Friday, June 17, 2011

Ernst's Bad Luck: Pioneer Tales of Arkansas' German Immigrants

PIONEER TALES
December 29, 1893

(This is another story provided by a German immigrant to the Arkansas Echo and published in late 1893. This is about poor Ernest, who enjoys hunting, but is not very good at it. He attributes his hunting failures to "bad luck." Perhaps, more is involved: bad judgement.)

Bad Luck, or How Our Friend Ernst Once Shot a Fat Buck


Deer, Foxes, Salmon (?), Lynx
We shoot with our rifles.
Because it is free,
Hunting is always praised

Such is sung in an old familiar German folk song. Yes, in the old times, when such a song could still truthfully be sung, Arkansas must have been a paradise, at least for such a passionate hunter as our friend Ernst once was.
Wine Label by N. Kupferle,
German Immigrant in Little Rock

Through reading certain novels, such as for example, The Trappers of Arkansas, or The Loyal Heart [by Gustave Aimard, published in 1864] , in which the hunting adventures and experiences of a half wild figure were described in glowing color (and which I also remember having read in my youth),  Ernst got the idea once that he wanted to learn these techniques of hunting and sometime play the lead role in such a novel.
So Ernst then arrived in America -- but only after many criss-cross moves, something he was usually permitted --reaching the land of his hopes and dreams.   And at last he was driven to a small nest that already had the proud name of a city conferred upon it.

Since he was a smart head and had quickly picked up the speech and habits of the Americans, it could not fail him that he won a small office here. This small post brought him, to be sure, only enough that he did not need to starve, but what was most important, he was in the middle of the desired hunting ground and had the time and leisure enough to devote to his favorite pastime. And he honestly took advantage of it, and it did not happen often that he had to take off homeward without some hunting booty.

Directives:
(a) In the pioneer tale about Ernst, retype the stretch from "(This is another" through "Ernst once was.".
(b) In the pioneer tale about Ernst, what does Ernst blame his hunting failures on?
(c) Write what comes next in the pioneer tale about Ernst, picking up after its last sentence.

Dataset entries

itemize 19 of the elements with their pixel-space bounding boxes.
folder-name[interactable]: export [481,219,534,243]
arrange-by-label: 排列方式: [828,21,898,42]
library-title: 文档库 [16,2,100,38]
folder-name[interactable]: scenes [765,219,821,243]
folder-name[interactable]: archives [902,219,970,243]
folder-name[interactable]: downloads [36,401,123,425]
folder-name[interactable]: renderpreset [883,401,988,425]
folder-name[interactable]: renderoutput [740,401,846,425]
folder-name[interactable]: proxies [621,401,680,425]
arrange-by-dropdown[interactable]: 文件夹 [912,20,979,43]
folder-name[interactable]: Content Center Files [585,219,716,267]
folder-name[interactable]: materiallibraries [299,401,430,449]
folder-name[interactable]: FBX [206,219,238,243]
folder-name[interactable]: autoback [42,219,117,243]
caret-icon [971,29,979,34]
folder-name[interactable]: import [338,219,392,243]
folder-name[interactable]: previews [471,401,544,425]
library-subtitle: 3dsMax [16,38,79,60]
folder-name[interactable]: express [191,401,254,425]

Results of the exercise:
(a)
(This is another story provided by a German immigrant to the Arkansas Echo and published in late 1893. This is about poor Ernest, who enjoys hunting, but is not very good at it. He attributes his hunting failures to "bad luck." Perhaps, more is involved: bad judgement.)

Bad Luck, or How Our Friend Ernst Once Shot a Fat Buck


Deer, Foxes, Salmon (?), Lynx
We shoot with our rifles.
Because it is free,
Hunting is always praised

Such is sung in an old familiar German folk song. Yes, in the old times, when such a song could still truthfully be sung, Arkansas must have been a paradise, at least for such a passionate hunter as our friend Ernst once was.

(b) Bad luck.

(c)
At that time, besides the above mentioned wildlife, there were also still Buffalo, stags, and even bear here.  He didn't bother with bear much, since once a bear had lovingly embraced him and he, through some type of miracle, escaped its dangerous hug. Since then, he got out of the way of bruin and kept to ducks, turkeys, and also, if it had to be, deer. Thereby at least one's life was safe.

If he did not bag a deer or a fat buck every time, then he could in general complain about too much bad luck in his hunting.  It is, of course, well known that there is no occupation (except perhaps a rogue) that has so much bad luck as hunting. It had even happened to him once that he had with a shot, instead of a raccoon or possum, taken down a consumptive cat. He didn't take this bad luck very much to heart because it could have happened to others also. What got to him more, at least in his pocketbook, was another story, that I want to now relate.

One day a friend told him that he had run across a famous, fat buck at a certain place. That was something of interest for our friend Ernst since deer were becoming rarer with time and he could not let such an opportunity go by.  Therefore he quickly decided to test his luck early the next day, and in his mind he already saw himself weighted down heavily with the slain buck, heading home.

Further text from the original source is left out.